_TASK INSTRUCTIONS_.
Find the string "Extract" in the entries and copy each line that has it.

_INFORMATION PROVIDED_.
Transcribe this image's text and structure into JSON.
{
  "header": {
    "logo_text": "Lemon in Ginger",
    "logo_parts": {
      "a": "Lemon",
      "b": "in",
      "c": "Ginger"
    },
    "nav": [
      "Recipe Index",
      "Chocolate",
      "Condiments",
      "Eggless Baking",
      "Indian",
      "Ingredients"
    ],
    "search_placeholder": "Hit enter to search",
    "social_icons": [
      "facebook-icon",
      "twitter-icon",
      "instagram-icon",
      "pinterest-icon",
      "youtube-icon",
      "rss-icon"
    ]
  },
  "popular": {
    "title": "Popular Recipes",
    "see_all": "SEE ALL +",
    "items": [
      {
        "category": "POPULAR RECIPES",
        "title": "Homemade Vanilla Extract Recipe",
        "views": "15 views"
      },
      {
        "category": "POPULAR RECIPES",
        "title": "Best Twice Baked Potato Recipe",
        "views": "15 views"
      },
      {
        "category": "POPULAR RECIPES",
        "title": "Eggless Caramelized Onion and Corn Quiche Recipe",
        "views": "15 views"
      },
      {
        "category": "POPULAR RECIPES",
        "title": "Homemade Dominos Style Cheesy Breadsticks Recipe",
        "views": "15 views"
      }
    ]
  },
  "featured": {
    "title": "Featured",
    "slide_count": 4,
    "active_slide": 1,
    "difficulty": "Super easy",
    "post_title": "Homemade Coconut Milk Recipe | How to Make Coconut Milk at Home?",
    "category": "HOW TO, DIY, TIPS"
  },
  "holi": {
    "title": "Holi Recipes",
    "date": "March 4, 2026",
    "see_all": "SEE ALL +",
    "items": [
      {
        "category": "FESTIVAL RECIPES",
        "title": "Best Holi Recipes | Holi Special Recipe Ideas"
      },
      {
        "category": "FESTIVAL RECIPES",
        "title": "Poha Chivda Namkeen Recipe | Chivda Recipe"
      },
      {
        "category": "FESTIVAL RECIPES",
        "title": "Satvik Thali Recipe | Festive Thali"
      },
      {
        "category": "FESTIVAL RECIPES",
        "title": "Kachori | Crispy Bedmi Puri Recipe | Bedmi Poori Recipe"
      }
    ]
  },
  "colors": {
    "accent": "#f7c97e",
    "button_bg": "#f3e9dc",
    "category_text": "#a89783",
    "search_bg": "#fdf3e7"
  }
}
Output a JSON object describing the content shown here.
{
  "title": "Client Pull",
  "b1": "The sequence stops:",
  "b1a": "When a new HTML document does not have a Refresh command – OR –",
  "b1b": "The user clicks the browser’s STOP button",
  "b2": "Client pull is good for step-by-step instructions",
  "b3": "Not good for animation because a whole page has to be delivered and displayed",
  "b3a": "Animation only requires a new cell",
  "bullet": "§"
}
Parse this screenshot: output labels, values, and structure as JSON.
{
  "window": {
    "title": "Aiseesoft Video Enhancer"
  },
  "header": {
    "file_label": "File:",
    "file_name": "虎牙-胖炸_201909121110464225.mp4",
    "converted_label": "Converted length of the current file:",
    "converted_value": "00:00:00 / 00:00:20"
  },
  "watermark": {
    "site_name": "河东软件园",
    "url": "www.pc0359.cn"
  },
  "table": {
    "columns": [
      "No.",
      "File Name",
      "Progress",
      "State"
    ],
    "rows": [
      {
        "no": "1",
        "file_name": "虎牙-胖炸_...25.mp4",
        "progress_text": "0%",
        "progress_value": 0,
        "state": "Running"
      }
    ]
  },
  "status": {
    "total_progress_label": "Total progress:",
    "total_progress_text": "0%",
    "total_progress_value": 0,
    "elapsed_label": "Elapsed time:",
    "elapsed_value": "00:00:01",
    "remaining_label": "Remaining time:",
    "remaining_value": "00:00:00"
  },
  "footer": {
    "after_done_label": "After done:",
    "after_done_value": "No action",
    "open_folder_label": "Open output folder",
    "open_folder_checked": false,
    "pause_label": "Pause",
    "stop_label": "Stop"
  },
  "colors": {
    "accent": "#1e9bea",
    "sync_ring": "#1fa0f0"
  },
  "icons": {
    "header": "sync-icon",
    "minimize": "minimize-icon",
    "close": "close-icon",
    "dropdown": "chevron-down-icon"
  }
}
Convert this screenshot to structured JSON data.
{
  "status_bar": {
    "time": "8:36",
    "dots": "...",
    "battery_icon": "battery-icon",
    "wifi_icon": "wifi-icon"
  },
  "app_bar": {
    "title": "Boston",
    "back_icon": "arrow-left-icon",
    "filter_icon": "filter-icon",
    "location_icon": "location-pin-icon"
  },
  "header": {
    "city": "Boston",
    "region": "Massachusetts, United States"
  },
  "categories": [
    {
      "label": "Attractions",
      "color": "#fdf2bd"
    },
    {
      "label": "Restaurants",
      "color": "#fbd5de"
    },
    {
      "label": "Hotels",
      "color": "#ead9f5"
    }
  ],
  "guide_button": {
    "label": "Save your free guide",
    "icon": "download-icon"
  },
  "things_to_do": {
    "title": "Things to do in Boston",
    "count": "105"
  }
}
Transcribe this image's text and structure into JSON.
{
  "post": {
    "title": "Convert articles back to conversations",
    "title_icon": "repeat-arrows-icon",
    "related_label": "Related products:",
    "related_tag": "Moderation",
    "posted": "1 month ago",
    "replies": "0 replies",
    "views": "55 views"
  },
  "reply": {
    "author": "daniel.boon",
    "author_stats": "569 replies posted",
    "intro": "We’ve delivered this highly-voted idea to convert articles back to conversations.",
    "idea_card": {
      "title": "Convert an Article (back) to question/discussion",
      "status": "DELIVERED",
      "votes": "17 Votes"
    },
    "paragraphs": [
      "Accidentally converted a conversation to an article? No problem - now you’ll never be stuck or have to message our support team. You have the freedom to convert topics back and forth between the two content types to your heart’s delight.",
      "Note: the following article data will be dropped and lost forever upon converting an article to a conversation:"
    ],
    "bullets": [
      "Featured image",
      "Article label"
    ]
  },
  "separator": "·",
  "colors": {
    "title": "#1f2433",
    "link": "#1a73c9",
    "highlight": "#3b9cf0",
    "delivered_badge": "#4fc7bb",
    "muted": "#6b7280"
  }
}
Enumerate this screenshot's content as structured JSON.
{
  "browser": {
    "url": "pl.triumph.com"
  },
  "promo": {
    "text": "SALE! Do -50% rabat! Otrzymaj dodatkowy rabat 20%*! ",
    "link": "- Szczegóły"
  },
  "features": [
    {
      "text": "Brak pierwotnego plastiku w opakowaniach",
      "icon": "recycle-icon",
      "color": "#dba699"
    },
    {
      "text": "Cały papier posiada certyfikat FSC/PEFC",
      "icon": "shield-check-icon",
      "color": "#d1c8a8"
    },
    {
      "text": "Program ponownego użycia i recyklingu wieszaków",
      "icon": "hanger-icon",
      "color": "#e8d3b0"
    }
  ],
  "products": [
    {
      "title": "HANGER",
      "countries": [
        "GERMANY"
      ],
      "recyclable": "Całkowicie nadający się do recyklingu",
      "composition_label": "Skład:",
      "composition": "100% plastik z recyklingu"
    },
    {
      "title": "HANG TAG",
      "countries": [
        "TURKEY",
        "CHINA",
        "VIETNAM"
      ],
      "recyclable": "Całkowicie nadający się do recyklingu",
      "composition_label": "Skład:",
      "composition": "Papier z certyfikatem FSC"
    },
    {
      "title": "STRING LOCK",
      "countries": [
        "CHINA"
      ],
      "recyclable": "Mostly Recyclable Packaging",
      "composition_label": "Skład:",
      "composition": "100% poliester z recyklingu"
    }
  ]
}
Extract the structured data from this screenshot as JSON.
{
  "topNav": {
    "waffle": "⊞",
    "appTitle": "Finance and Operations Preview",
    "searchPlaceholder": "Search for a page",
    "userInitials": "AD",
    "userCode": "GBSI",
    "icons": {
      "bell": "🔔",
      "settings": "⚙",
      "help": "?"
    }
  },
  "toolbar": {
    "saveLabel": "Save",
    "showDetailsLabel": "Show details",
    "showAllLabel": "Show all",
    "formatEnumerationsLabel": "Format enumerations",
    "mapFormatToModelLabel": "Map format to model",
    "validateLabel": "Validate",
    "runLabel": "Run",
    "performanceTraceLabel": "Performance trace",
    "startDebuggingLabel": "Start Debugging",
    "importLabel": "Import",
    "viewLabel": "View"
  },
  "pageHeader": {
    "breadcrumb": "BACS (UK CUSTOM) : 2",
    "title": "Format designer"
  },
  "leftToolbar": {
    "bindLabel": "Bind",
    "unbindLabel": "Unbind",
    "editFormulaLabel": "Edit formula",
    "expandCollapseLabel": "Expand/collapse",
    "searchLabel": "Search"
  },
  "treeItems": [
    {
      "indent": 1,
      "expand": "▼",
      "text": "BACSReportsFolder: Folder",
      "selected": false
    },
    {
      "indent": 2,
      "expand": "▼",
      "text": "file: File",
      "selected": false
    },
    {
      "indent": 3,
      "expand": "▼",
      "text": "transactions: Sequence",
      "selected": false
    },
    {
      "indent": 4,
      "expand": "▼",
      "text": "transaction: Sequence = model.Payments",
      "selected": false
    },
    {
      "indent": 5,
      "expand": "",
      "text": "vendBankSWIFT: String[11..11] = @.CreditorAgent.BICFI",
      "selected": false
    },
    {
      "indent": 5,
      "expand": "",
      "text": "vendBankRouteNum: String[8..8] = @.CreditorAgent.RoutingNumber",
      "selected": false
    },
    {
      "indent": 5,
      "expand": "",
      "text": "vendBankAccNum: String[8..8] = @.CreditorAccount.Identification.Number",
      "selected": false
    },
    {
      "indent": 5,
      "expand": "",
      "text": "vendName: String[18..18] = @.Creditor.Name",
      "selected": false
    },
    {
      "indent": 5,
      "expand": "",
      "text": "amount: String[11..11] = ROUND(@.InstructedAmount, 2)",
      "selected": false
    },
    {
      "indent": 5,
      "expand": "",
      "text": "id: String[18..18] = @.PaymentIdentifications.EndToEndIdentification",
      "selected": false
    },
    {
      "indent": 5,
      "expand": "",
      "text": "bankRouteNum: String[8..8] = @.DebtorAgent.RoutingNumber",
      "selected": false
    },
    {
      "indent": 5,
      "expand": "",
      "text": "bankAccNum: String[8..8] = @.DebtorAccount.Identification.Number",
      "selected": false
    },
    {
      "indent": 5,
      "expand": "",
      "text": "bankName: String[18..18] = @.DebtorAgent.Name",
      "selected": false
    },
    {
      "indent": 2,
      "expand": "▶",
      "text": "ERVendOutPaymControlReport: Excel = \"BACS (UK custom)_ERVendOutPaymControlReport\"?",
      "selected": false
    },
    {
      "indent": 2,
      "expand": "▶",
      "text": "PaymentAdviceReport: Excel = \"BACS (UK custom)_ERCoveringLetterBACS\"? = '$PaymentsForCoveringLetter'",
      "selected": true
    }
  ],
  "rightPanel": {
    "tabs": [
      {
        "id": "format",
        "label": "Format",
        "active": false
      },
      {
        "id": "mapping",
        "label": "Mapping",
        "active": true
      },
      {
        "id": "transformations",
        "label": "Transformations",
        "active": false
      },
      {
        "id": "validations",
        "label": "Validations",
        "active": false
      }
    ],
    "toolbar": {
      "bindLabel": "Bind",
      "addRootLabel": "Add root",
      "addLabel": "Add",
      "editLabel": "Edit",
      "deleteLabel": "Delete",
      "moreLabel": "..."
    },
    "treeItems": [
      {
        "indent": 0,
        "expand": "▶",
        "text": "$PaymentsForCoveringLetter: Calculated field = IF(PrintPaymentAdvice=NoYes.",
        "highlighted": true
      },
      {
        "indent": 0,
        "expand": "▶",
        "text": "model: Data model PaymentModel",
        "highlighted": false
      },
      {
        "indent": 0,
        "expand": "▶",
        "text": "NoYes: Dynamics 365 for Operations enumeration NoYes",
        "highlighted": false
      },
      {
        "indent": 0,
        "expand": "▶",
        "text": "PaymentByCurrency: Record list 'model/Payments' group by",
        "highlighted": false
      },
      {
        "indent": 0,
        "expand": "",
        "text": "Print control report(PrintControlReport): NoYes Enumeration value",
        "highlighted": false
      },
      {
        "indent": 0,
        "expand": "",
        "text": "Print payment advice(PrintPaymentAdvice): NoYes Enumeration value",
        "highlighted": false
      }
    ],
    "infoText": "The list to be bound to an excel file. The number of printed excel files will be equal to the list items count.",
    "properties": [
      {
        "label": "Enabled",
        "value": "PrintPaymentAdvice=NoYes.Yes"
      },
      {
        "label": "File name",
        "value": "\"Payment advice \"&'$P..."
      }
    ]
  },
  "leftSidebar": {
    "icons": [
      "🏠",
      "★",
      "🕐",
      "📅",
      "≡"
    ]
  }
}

_OUTPUT FOR THIS TASK_.
        "title": "Homemade Vanilla Extract Recipe",
Extract the structured data from this screenshot as JSON.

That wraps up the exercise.